Exercise requirements>
Substitute "left" for every occurrence of "LH" in the lines below and give all of them again, leaving everything else unchanged.

(Collection entries)
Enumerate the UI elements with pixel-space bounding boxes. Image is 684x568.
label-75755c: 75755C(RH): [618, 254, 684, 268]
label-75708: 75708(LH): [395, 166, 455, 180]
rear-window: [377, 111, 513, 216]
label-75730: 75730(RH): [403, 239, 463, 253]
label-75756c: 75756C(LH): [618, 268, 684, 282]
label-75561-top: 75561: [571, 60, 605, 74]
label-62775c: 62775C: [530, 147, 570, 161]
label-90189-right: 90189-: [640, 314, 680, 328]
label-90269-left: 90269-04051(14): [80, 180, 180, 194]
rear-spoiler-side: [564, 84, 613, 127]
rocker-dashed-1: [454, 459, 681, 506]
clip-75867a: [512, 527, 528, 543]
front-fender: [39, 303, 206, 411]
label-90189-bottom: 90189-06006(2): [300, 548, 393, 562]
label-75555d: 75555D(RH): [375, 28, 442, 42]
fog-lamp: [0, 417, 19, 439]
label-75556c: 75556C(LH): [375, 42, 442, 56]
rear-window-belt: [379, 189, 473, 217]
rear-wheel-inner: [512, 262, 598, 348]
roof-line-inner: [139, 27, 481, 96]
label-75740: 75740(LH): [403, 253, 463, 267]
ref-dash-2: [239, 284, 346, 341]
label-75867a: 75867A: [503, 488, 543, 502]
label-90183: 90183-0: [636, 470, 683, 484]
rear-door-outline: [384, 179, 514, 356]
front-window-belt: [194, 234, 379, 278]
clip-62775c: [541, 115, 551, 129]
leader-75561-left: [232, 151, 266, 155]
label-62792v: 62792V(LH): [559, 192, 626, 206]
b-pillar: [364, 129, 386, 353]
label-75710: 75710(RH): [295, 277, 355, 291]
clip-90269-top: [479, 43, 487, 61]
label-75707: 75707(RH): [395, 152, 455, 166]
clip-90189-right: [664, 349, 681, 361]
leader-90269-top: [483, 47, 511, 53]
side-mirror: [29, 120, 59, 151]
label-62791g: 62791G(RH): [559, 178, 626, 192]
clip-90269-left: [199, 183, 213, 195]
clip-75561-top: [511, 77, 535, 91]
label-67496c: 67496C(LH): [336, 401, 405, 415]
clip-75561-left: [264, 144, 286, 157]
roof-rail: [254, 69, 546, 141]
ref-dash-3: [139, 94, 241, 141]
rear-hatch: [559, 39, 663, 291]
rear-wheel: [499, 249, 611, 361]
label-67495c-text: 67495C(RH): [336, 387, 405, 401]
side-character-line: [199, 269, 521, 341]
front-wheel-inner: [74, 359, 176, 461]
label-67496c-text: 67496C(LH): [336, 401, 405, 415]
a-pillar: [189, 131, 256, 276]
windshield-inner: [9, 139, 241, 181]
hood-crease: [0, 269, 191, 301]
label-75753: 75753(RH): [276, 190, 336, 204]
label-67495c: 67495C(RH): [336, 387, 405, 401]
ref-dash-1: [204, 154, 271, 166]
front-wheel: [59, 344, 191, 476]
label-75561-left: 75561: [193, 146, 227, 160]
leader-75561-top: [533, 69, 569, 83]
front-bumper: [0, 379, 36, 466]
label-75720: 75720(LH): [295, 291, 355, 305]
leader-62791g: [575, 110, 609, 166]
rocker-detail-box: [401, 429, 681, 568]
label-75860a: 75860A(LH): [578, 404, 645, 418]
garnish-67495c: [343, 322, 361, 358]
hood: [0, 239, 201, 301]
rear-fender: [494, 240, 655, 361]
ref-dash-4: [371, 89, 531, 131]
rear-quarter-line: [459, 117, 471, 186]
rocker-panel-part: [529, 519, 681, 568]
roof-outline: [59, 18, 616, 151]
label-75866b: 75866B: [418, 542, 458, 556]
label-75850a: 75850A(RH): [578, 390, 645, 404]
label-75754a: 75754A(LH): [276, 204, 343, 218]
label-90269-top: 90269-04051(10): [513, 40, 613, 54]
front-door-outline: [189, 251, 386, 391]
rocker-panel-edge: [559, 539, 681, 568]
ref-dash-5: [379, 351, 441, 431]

Reply to the exercise>
Enumerate the UI elements with pixel-space bounding boxes. Image is 684x568.
label-75755c: 75755C(RH): [618, 254, 684, 268]
label-75708: 75708(left): [395, 166, 455, 180]
rear-window: [377, 111, 513, 216]
label-75730: 75730(RH): [403, 239, 463, 253]
label-75756c: 75756C(left): [618, 268, 684, 282]
label-75561-top: 75561: [571, 60, 605, 74]
label-62775c: 62775C: [530, 147, 570, 161]
label-90189-right: 90189-: [640, 314, 680, 328]
label-90269-left: 90269-04051(14): [80, 180, 180, 194]
rear-spoiler-side: [564, 84, 613, 127]
rocker-dashed-1: [454, 459, 681, 506]
clip-75867a: [512, 527, 528, 543]
front-fender: [39, 303, 206, 411]
label-90189-bottom: 90189-06006(2): [300, 548, 393, 562]
label-75555d: 75555D(RH): [375, 28, 442, 42]
fog-lamp: [0, 417, 19, 439]
label-75556c: 75556C(left): [375, 42, 442, 56]
rear-window-belt: [379, 189, 473, 217]
rear-wheel-inner: [512, 262, 598, 348]
roof-line-inner: [139, 27, 481, 96]
label-75740: 75740(left): [403, 253, 463, 267]
ref-dash-2: [239, 284, 346, 341]
label-75867a: 75867A: [503, 488, 543, 502]
label-90183: 90183-0: [636, 470, 683, 484]
rear-door-outline: [384, 179, 514, 356]
front-window-belt: [194, 234, 379, 278]
clip-62775c: [541, 115, 551, 129]
leader-75561-left: [232, 151, 266, 155]
label-62792v: 62792V(left): [559, 192, 626, 206]
b-pillar: [364, 129, 386, 353]
label-75710: 75710(RH): [295, 277, 355, 291]
clip-90269-top: [479, 43, 487, 61]
label-75707: 75707(RH): [395, 152, 455, 166]
clip-90189-right: [664, 349, 681, 361]
leader-90269-top: [483, 47, 511, 53]
side-mirror: [29, 120, 59, 151]
label-62791g: 62791G(RH): [559, 178, 626, 192]
clip-90269-left: [199, 183, 213, 195]
clip-75561-top: [511, 77, 535, 91]
label-67496c: 67496C(left): [336, 401, 405, 415]
clip-75561-left: [264, 144, 286, 157]
roof-rail: [254, 69, 546, 141]
ref-dash-3: [139, 94, 241, 141]
rear-hatch: [559, 39, 663, 291]
rear-wheel: [499, 249, 611, 361]
label-67495c-text: 67495C(RH): [336, 387, 405, 401]
side-character-line: [199, 269, 521, 341]
front-wheel-inner: [74, 359, 176, 461]
label-67496c-text: 67496C(left): [336, 401, 405, 415]
a-pillar: [189, 131, 256, 276]
windshield-inner: [9, 139, 241, 181]
hood-crease: [0, 269, 191, 301]
label-75753: 75753(RH): [276, 190, 336, 204]
label-67495c: 67495C(RH): [336, 387, 405, 401]
ref-dash-1: [204, 154, 271, 166]
front-wheel: [59, 344, 191, 476]
label-75561-left: 75561: [193, 146, 227, 160]
leader-75561-top: [533, 69, 569, 83]
front-bumper: [0, 379, 36, 466]
label-75720: 75720(left): [295, 291, 355, 305]
leader-62791g: [575, 110, 609, 166]
rocker-detail-box: [401, 429, 681, 568]
label-75860a: 75860A(left): [578, 404, 645, 418]
garnish-67495c: [343, 322, 361, 358]
hood: [0, 239, 201, 301]
rear-fender: [494, 240, 655, 361]
ref-dash-4: [371, 89, 531, 131]
rear-quarter-line: [459, 117, 471, 186]
rocker-panel-part: [529, 519, 681, 568]
roof-outline: [59, 18, 616, 151]
label-75866b: 75866B: [418, 542, 458, 556]
label-75850a: 75850A(RH): [578, 390, 645, 404]
label-75754a: 75754A(left): [276, 204, 343, 218]
label-90269-top: 90269-04051(10): [513, 40, 613, 54]
front-door-outline: [189, 251, 386, 391]
rocker-panel-edge: [559, 539, 681, 568]
ref-dash-5: [379, 351, 441, 431]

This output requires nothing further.